Dataset entries

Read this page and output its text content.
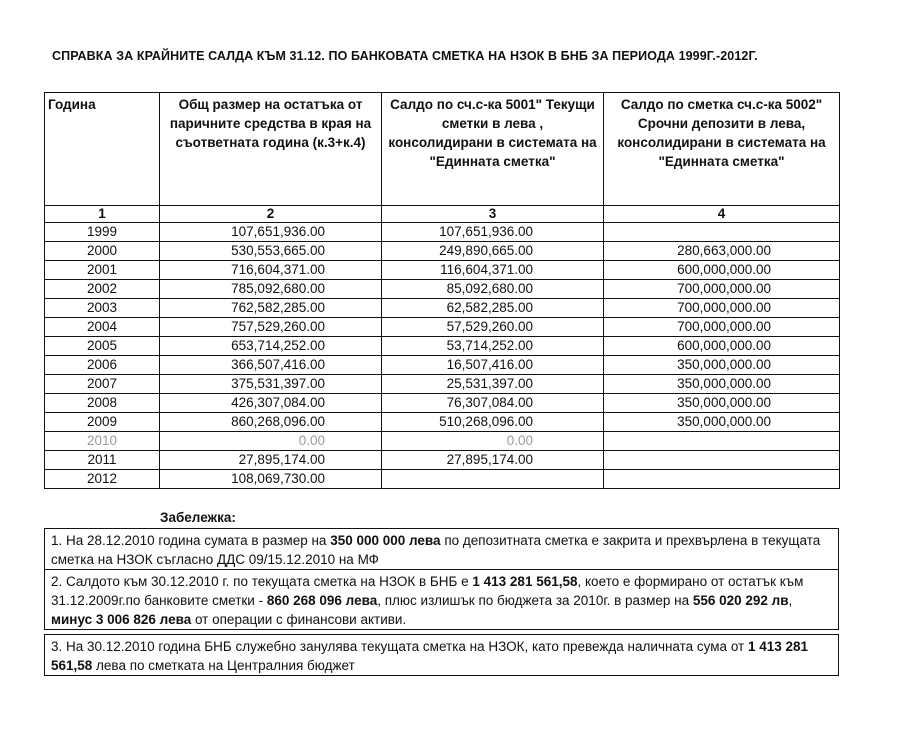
СПРАВКА ЗА КРАЙНИТЕ САЛДА КЪМ 31.12. ПО БАНКОВАТА СМЕТКА НА НЗОК В БНБ ЗА ПЕРИОДА 1999Г.-2012Г.
Година	Общ размер на остатъка от паричните средства в края на съответната година (к.3+к.4)	Салдо по сч.с-ка 5001" Текущи сметки в лева , консолидирани в системата на "Единната сметка"	Салдо по сметка сч.с-ка 5002" Срочни депозити в лева, консолидирани в системата на "Единната сметка"
1	2	3	4
1999	107,651,936.00	107,651,936.00	
2000	530,553,665.00	249,890,665.00	280,663,000.00
2001	716,604,371.00	116,604,371.00	600,000,000.00
2002	785,092,680.00	85,092,680.00	700,000,000.00
2003	762,582,285.00	62,582,285.00	700,000,000.00
2004	757,529,260.00	57,529,260.00	700,000,000.00
2005	653,714,252.00	53,714,252.00	600,000,000.00
2006	366,507,416.00	16,507,416.00	350,000,000.00
2007	375,531,397.00	25,531,397.00	350,000,000.00
2008	426,307,084.00	76,307,084.00	350,000,000.00
2009	860,268,096.00	510,268,096.00	350,000,000.00
2010	0.00	0.00	
2011	27,895,174.00	27,895,174.00	
2012	108,069,730.00		
Забележка:
1. На 28.12.2010 година сумата в размер на 350 000 000 лева по депозитната сметка е закрита и прехвърлена в текущата сметка на НЗОК съгласно ДДС 09/15.12.2010 на МФ
2. Салдото към 30.12.2010 г. по текущата сметка на НЗОК в БНБ е 1 413 281 561,58, което е формирано от остатък към 31.12.2009г.по банковите сметки - 860 268 096 лева, плюс излишък по бюджета за 2010г. в размер на 556 020 292 лв, минус 3 006 826 лева от операции с финансови активи.
3. На 30.12.2010 година БНБ служебно занулява текущата сметка на НЗОК, като превежда наличната сума от 1 413 281 561,58 лева по сметката на Централния бюджет
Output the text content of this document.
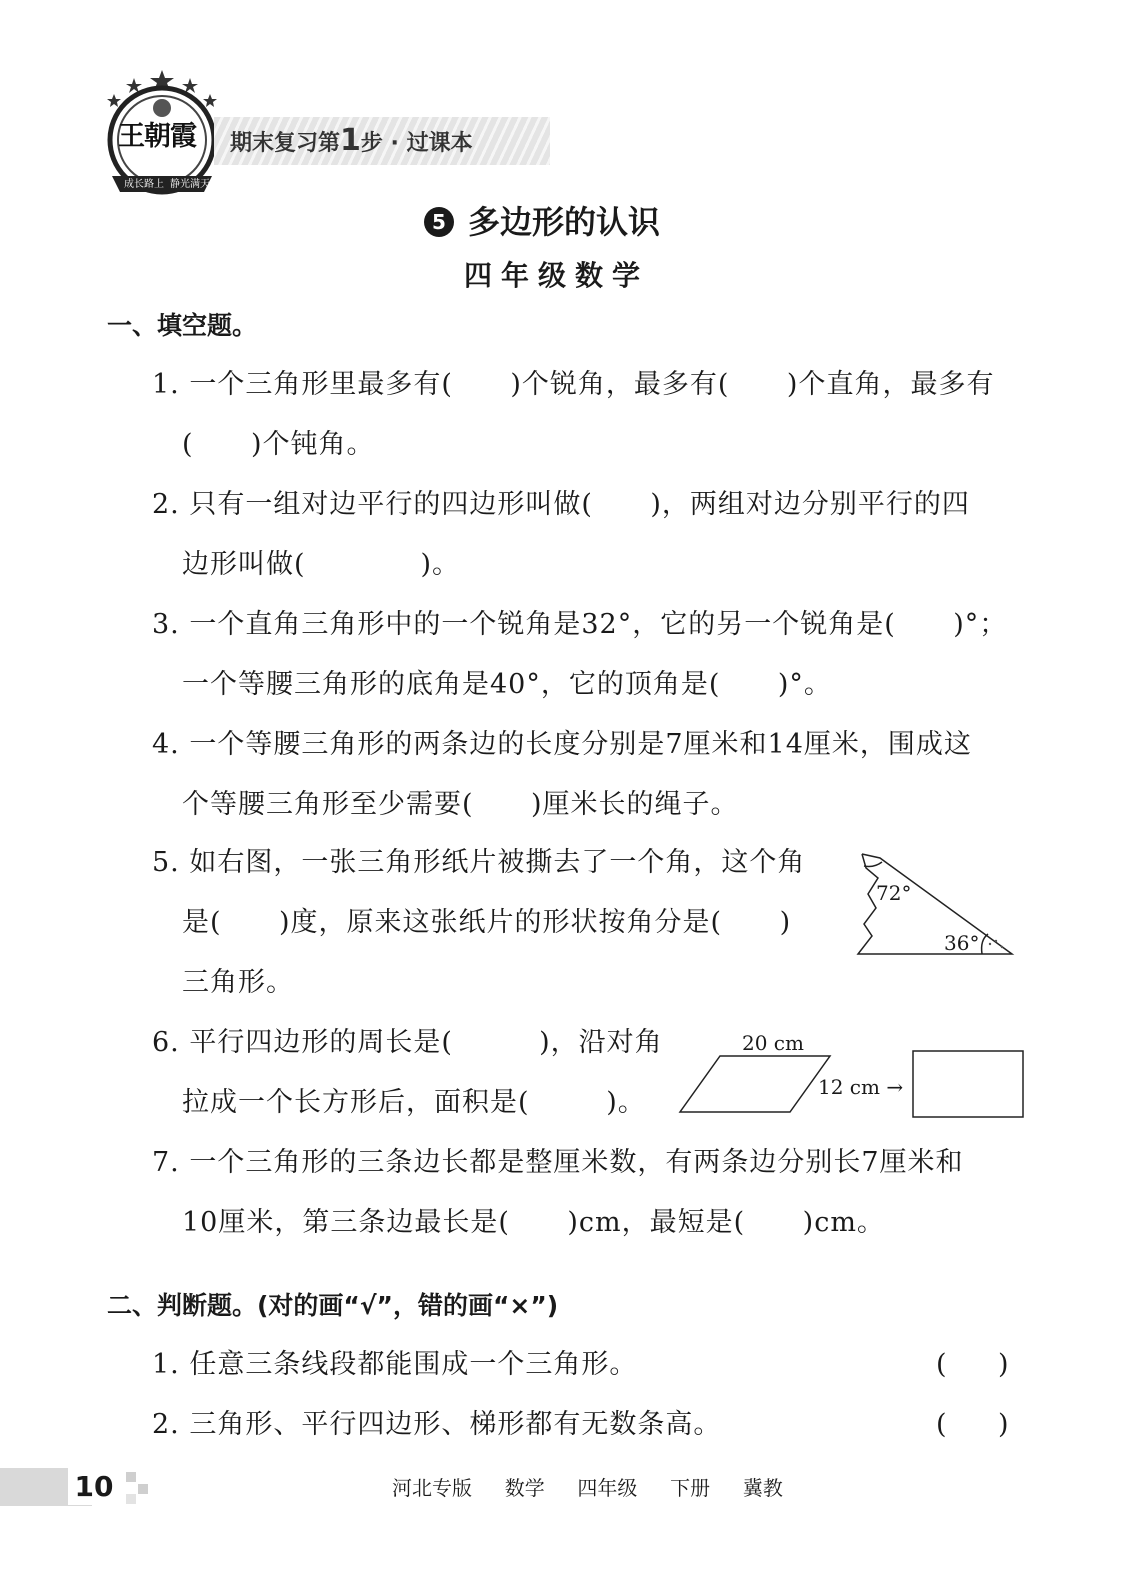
王朝霞
成长路上 静光满天
期末复习第1步 · 过课本
5 多边形的认识
四年级数学
一、填空题。
1. 一个三角形里最多有(      )个锐角，最多有(      )个直角，最多有
(      )个钝角。
2. 只有一组对边平行的四边形叫做(      )，两组对边分别平行的四
边形叫做(            )。
3. 一个直角三角形中的一个锐角是32°，它的另一个锐角是(      )°；
一个等腰三角形的底角是40°，它的顶角是(      )°。
4. 一个等腰三角形的两条边的长度分别是7厘米和14厘米，围成这
个等腰三角形至少需要(      )厘米长的绳子。
5. 如右图，一张三角形纸片被撕去了一个角，这个角
是(      )度，原来这张纸片的形状按角分是(      )
三角形。
72°
36°
6. 平行四边形的周长是(         )，沿对角
拉成一个长方形后，面积是(        )。
20 cm
12 cm →
7. 一个三角形的三条边长都是整厘米数，有两条边分别长7厘米和
10厘米，第三条边最长是(      )cm，最短是(      )cm。
二、判断题。(对的画“√”，错的画“×”)
1. 任意三条线段都能围成一个三角形。	(      )
2. 三角形、平行四边形、梯形都有无数条高。	(      )
10	河北专版  数学  四年级  下册  冀教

# Instruction
Copy out the lines in which the string "content" appears.

# Final result
Read this page and output its text content.
Output the text content of this document.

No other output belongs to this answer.